▶ **What to work on**:
What is the number of lines in these entries that include "name"? Write that number and no other text.

▶ **Items**:

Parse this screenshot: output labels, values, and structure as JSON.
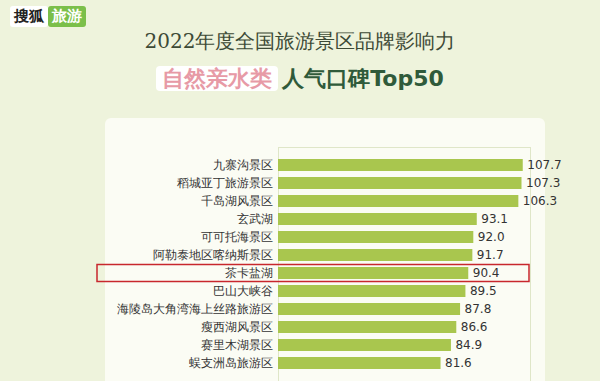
{
  "chart_data": {
    "type": "bar",
    "orientation": "horizontal",
    "logo": [
      "搜狐",
      "旅游"
    ],
    "title": "2022年度全国旅游景区品牌影响力",
    "subtitle": "自然亲水类 人气口碑Top50",
    "categories": [
      "九寨沟景区",
      "稻城亚丁旅游景区",
      "千岛湖风景区",
      "玄武湖",
      "可可托海景区",
      "阿勒泰地区喀纳斯景区",
      "茶卡盐湖",
      "巴山大峡谷",
      "海陵岛大角湾海上丝路旅游区",
      "瘦西湖风景区",
      "赛里木湖景区",
      "蜈支洲岛旅游区"
    ],
    "values": [
      107.7,
      107.3,
      106.3,
      93.1,
      92.0,
      91.7,
      90.4,
      89.5,
      87.8,
      86.6,
      84.9,
      81.6
    ],
    "value_labels": [
      "107.7",
      "107.3",
      "106.3",
      "93.1",
      "92.0",
      "91.7",
      "90.4",
      "89.5",
      "87.8",
      "86.6",
      "84.9",
      "81.6"
    ],
    "highlight": "茶卡盐湖",
    "color": "#a9c64e",
    "xlim": [
      30,
      110
    ],
    "xticks": [],
    "data_labels": true,
    "tick_labels": "y",
    "grid": false
  }
}
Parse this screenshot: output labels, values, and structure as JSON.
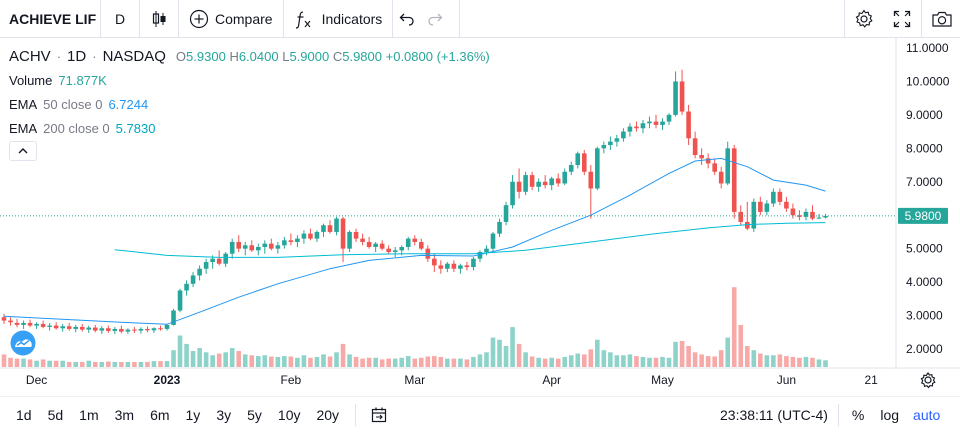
{
  "toolbar": {
    "symbol": "ACHIEVE LIF",
    "interval": "D",
    "compare_label": "Compare",
    "indicators_label": "Indicators"
  },
  "legend": {
    "symbol": "ACHV",
    "interval": "1D",
    "exchange": "NASDAQ",
    "open_key": "O",
    "open": "5.9300",
    "high_key": "H",
    "high": "6.0400",
    "low_key": "L",
    "low": "5.9000",
    "close_key": "C",
    "close": "5.9800",
    "change": "+0.0800 (+1.36%)",
    "volume_label": "Volume",
    "volume_value": "71.877K",
    "ema50_label": "EMA",
    "ema50_params": "50 close 0",
    "ema50_value": "6.7244",
    "ema200_label": "EMA",
    "ema200_params": "200 close 0",
    "ema200_value": "5.7830"
  },
  "price_axis": {
    "ticks": [
      "11.0000",
      "10.0000",
      "9.0000",
      "8.0000",
      "7.0000",
      "6.0000",
      "5.0000",
      "4.0000",
      "3.0000",
      "2.0000"
    ],
    "last_price_label": "5.9800"
  },
  "time_axis": {
    "ticks": [
      {
        "label": "Dec",
        "bold": false
      },
      {
        "label": "2023",
        "bold": true
      },
      {
        "label": "Feb",
        "bold": false
      },
      {
        "label": "Mar",
        "bold": false
      },
      {
        "label": "Apr",
        "bold": false
      },
      {
        "label": "May",
        "bold": false
      },
      {
        "label": "Jun",
        "bold": false
      },
      {
        "label": "21",
        "bold": false
      }
    ]
  },
  "bottom": {
    "ranges": [
      "1d",
      "5d",
      "1m",
      "3m",
      "6m",
      "1y",
      "3y",
      "5y",
      "10y",
      "20y"
    ],
    "clock": "23:38:11 (UTC-4)",
    "percent": "%",
    "log": "log",
    "auto": "auto"
  },
  "colors": {
    "up": "#26a69a",
    "down": "#ef5350",
    "ema50": "#2196f3",
    "ema200": "#00bcd4",
    "vol_up": "#8ed3c9",
    "vol_down": "#f7a9a7"
  },
  "chart_data": {
    "type": "candlestick",
    "axis_scale": "linear",
    "ylim": [
      1.6,
      11.2
    ],
    "last_price": 5.98,
    "candles_ohlc": [
      [
        2.95,
        3.05,
        2.75,
        2.85
      ],
      [
        2.85,
        2.95,
        2.7,
        2.8
      ],
      [
        2.78,
        2.9,
        2.65,
        2.72
      ],
      [
        2.72,
        2.85,
        2.6,
        2.78
      ],
      [
        2.78,
        2.88,
        2.65,
        2.7
      ],
      [
        2.7,
        2.8,
        2.6,
        2.75
      ],
      [
        2.75,
        2.85,
        2.62,
        2.66
      ],
      [
        2.66,
        2.78,
        2.55,
        2.7
      ],
      [
        2.7,
        2.8,
        2.58,
        2.62
      ],
      [
        2.62,
        2.75,
        2.52,
        2.68
      ],
      [
        2.68,
        2.78,
        2.55,
        2.6
      ],
      [
        2.6,
        2.72,
        2.5,
        2.66
      ],
      [
        2.66,
        2.75,
        2.52,
        2.58
      ],
      [
        2.58,
        2.7,
        2.48,
        2.64
      ],
      [
        2.64,
        2.72,
        2.5,
        2.55
      ],
      [
        2.55,
        2.68,
        2.45,
        2.62
      ],
      [
        2.62,
        2.7,
        2.48,
        2.54
      ],
      [
        2.54,
        2.66,
        2.45,
        2.6
      ],
      [
        2.6,
        2.7,
        2.47,
        2.52
      ],
      [
        2.52,
        2.62,
        2.45,
        2.58
      ],
      [
        2.58,
        2.66,
        2.48,
        2.55
      ],
      [
        2.55,
        2.65,
        2.46,
        2.6
      ],
      [
        2.6,
        2.68,
        2.5,
        2.56
      ],
      [
        2.56,
        2.65,
        2.48,
        2.62
      ],
      [
        2.62,
        2.7,
        2.55,
        2.6
      ],
      [
        2.6,
        2.75,
        2.55,
        2.72
      ],
      [
        2.72,
        3.2,
        2.7,
        3.15
      ],
      [
        3.15,
        3.8,
        3.1,
        3.75
      ],
      [
        3.75,
        4.05,
        3.6,
        3.95
      ],
      [
        3.95,
        4.3,
        3.85,
        4.2
      ],
      [
        4.2,
        4.5,
        4.05,
        4.4
      ],
      [
        4.4,
        4.7,
        4.25,
        4.6
      ],
      [
        4.6,
        4.8,
        4.4,
        4.7
      ],
      [
        4.7,
        4.95,
        4.5,
        4.55
      ],
      [
        4.55,
        4.9,
        4.45,
        4.85
      ],
      [
        4.85,
        5.3,
        4.7,
        5.2
      ],
      [
        5.2,
        5.4,
        4.9,
        5.0
      ],
      [
        5.0,
        5.2,
        4.8,
        5.1
      ],
      [
        5.1,
        5.25,
        4.9,
        4.95
      ],
      [
        4.95,
        5.15,
        4.8,
        5.05
      ],
      [
        5.05,
        5.25,
        4.85,
        5.15
      ],
      [
        5.15,
        5.3,
        4.95,
        5.0
      ],
      [
        5.0,
        5.2,
        4.85,
        5.1
      ],
      [
        5.1,
        5.35,
        5.0,
        5.25
      ],
      [
        5.25,
        5.45,
        5.1,
        5.2
      ],
      [
        5.2,
        5.4,
        5.05,
        5.3
      ],
      [
        5.3,
        5.55,
        5.15,
        5.45
      ],
      [
        5.45,
        5.6,
        5.25,
        5.3
      ],
      [
        5.3,
        5.55,
        5.2,
        5.5
      ],
      [
        5.5,
        5.75,
        5.35,
        5.7
      ],
      [
        5.7,
        5.85,
        5.45,
        5.5
      ],
      [
        5.5,
        5.95,
        5.4,
        5.9
      ],
      [
        5.9,
        5.95,
        4.6,
        5.0
      ],
      [
        5.0,
        5.55,
        4.9,
        5.5
      ],
      [
        5.5,
        5.6,
        5.2,
        5.3
      ],
      [
        5.3,
        5.45,
        5.1,
        5.2
      ],
      [
        5.2,
        5.35,
        5.0,
        5.05
      ],
      [
        5.05,
        5.2,
        4.9,
        5.15
      ],
      [
        5.15,
        5.25,
        4.95,
        5.0
      ],
      [
        5.0,
        5.1,
        4.85,
        4.9
      ],
      [
        4.9,
        5.05,
        4.75,
        4.95
      ],
      [
        4.95,
        5.1,
        4.8,
        5.05
      ],
      [
        5.05,
        5.35,
        4.95,
        5.3
      ],
      [
        5.3,
        5.4,
        5.1,
        5.2
      ],
      [
        5.2,
        5.3,
        4.95,
        5.0
      ],
      [
        5.0,
        5.1,
        4.6,
        4.7
      ],
      [
        4.7,
        4.85,
        4.3,
        4.5
      ],
      [
        4.5,
        4.65,
        4.25,
        4.4
      ],
      [
        4.4,
        4.6,
        4.3,
        4.55
      ],
      [
        4.55,
        4.65,
        4.3,
        4.4
      ],
      [
        4.4,
        4.55,
        4.25,
        4.5
      ],
      [
        4.5,
        4.6,
        4.35,
        4.45
      ],
      [
        4.45,
        4.75,
        4.35,
        4.7
      ],
      [
        4.7,
        4.95,
        4.6,
        4.9
      ],
      [
        4.9,
        5.1,
        4.8,
        5.0
      ],
      [
        5.0,
        5.5,
        4.9,
        5.45
      ],
      [
        5.45,
        5.9,
        5.35,
        5.8
      ],
      [
        5.8,
        6.4,
        5.7,
        6.3
      ],
      [
        6.3,
        7.2,
        6.2,
        7.0
      ],
      [
        7.0,
        7.4,
        6.5,
        6.7
      ],
      [
        6.7,
        7.3,
        6.6,
        7.2
      ],
      [
        7.2,
        7.3,
        6.75,
        6.85
      ],
      [
        6.85,
        7.1,
        6.7,
        7.0
      ],
      [
        7.0,
        7.2,
        6.8,
        6.9
      ],
      [
        6.9,
        7.15,
        6.75,
        7.1
      ],
      [
        7.1,
        7.25,
        6.85,
        6.95
      ],
      [
        6.95,
        7.4,
        6.9,
        7.3
      ],
      [
        7.3,
        7.6,
        7.2,
        7.5
      ],
      [
        7.5,
        7.9,
        7.4,
        7.85
      ],
      [
        7.85,
        7.95,
        7.2,
        7.3
      ],
      [
        7.3,
        7.5,
        5.9,
        6.8
      ],
      [
        6.8,
        8.05,
        6.75,
        8.0
      ],
      [
        8.0,
        8.2,
        7.85,
        8.1
      ],
      [
        8.1,
        8.35,
        7.95,
        8.2
      ],
      [
        8.2,
        8.4,
        8.05,
        8.3
      ],
      [
        8.3,
        8.6,
        8.2,
        8.5
      ],
      [
        8.5,
        8.75,
        8.35,
        8.65
      ],
      [
        8.65,
        8.8,
        8.5,
        8.6
      ],
      [
        8.6,
        8.85,
        8.45,
        8.75
      ],
      [
        8.75,
        8.95,
        8.6,
        8.8
      ],
      [
        8.8,
        9.0,
        8.6,
        8.7
      ],
      [
        8.7,
        8.9,
        8.55,
        8.8
      ],
      [
        8.8,
        9.05,
        8.7,
        9.0
      ],
      [
        9.0,
        10.3,
        8.95,
        10.0
      ],
      [
        10.0,
        10.35,
        9.0,
        9.1
      ],
      [
        9.1,
        9.3,
        8.1,
        8.3
      ],
      [
        8.3,
        8.5,
        7.7,
        7.8
      ],
      [
        7.8,
        8.0,
        7.5,
        7.7
      ],
      [
        7.7,
        7.85,
        7.4,
        7.55
      ],
      [
        7.55,
        7.7,
        7.2,
        7.3
      ],
      [
        7.3,
        7.45,
        6.8,
        6.95
      ],
      [
        6.95,
        8.2,
        6.9,
        8.0
      ],
      [
        8.0,
        8.1,
        5.9,
        6.1
      ],
      [
        6.1,
        6.3,
        5.7,
        5.8
      ],
      [
        5.8,
        6.4,
        5.55,
        5.6
      ],
      [
        5.6,
        6.5,
        5.5,
        6.4
      ],
      [
        6.4,
        6.55,
        6.0,
        6.1
      ],
      [
        6.1,
        6.45,
        6.0,
        6.35
      ],
      [
        6.35,
        6.8,
        6.25,
        6.7
      ],
      [
        6.7,
        6.8,
        6.3,
        6.4
      ],
      [
        6.4,
        6.55,
        6.1,
        6.2
      ],
      [
        6.2,
        6.35,
        5.9,
        6.0
      ],
      [
        6.0,
        6.15,
        5.85,
        5.95
      ],
      [
        5.95,
        6.2,
        5.85,
        6.1
      ],
      [
        6.1,
        6.3,
        5.85,
        5.9
      ],
      [
        5.9,
        6.04,
        5.88,
        5.93
      ],
      [
        5.93,
        6.04,
        5.9,
        5.98
      ]
    ],
    "series": [
      {
        "name": "EMA 50 close 0",
        "color": "#2196f3",
        "points": [
          [
            0,
            2.98
          ],
          [
            10,
            2.88
          ],
          [
            20,
            2.78
          ],
          [
            25,
            2.74
          ],
          [
            30,
            3.1
          ],
          [
            36,
            3.55
          ],
          [
            42,
            3.95
          ],
          [
            50,
            4.4
          ],
          [
            56,
            4.65
          ],
          [
            64,
            4.8
          ],
          [
            72,
            4.78
          ],
          [
            78,
            5.05
          ],
          [
            84,
            5.55
          ],
          [
            90,
            6.0
          ],
          [
            96,
            6.6
          ],
          [
            102,
            7.25
          ],
          [
            106,
            7.62
          ],
          [
            110,
            7.7
          ],
          [
            114,
            7.45
          ],
          [
            118,
            7.05
          ],
          [
            123,
            6.9
          ],
          [
            126,
            6.72
          ]
        ]
      },
      {
        "name": "EMA 200 close 0",
        "color": "#00bcd4",
        "points": [
          [
            17,
            4.97
          ],
          [
            25,
            4.8
          ],
          [
            33,
            4.74
          ],
          [
            42,
            4.74
          ],
          [
            52,
            4.82
          ],
          [
            62,
            4.85
          ],
          [
            72,
            4.85
          ],
          [
            80,
            4.95
          ],
          [
            90,
            5.2
          ],
          [
            100,
            5.45
          ],
          [
            108,
            5.62
          ],
          [
            114,
            5.72
          ],
          [
            120,
            5.76
          ],
          [
            126,
            5.78
          ]
        ]
      }
    ],
    "volume": [
      0.3,
      0.22,
      0.2,
      0.2,
      0.18,
      0.15,
      0.18,
      0.15,
      0.15,
      0.15,
      0.12,
      0.12,
      0.12,
      0.15,
      0.12,
      0.12,
      0.13,
      0.12,
      0.12,
      0.12,
      0.12,
      0.12,
      0.12,
      0.14,
      0.14,
      0.14,
      0.4,
      0.75,
      0.55,
      0.38,
      0.45,
      0.35,
      0.28,
      0.32,
      0.35,
      0.45,
      0.38,
      0.3,
      0.28,
      0.26,
      0.28,
      0.25,
      0.24,
      0.26,
      0.25,
      0.22,
      0.28,
      0.22,
      0.24,
      0.3,
      0.25,
      0.35,
      0.55,
      0.3,
      0.24,
      0.2,
      0.22,
      0.22,
      0.18,
      0.2,
      0.2,
      0.22,
      0.26,
      0.2,
      0.22,
      0.25,
      0.26,
      0.24,
      0.2,
      0.2,
      0.2,
      0.18,
      0.24,
      0.3,
      0.35,
      0.7,
      0.65,
      0.5,
      0.95,
      0.55,
      0.35,
      0.25,
      0.22,
      0.2,
      0.22,
      0.2,
      0.24,
      0.28,
      0.32,
      0.3,
      0.42,
      0.65,
      0.4,
      0.35,
      0.28,
      0.28,
      0.3,
      0.26,
      0.24,
      0.22,
      0.22,
      0.24,
      0.22,
      0.6,
      0.62,
      0.5,
      0.35,
      0.3,
      0.26,
      0.25,
      0.4,
      0.7,
      1.9,
      1.0,
      0.5,
      0.4,
      0.32,
      0.28,
      0.28,
      0.3,
      0.26,
      0.24,
      0.22,
      0.24,
      0.22,
      0.18,
      0.16
    ]
  }
}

▶ **Task response**:
2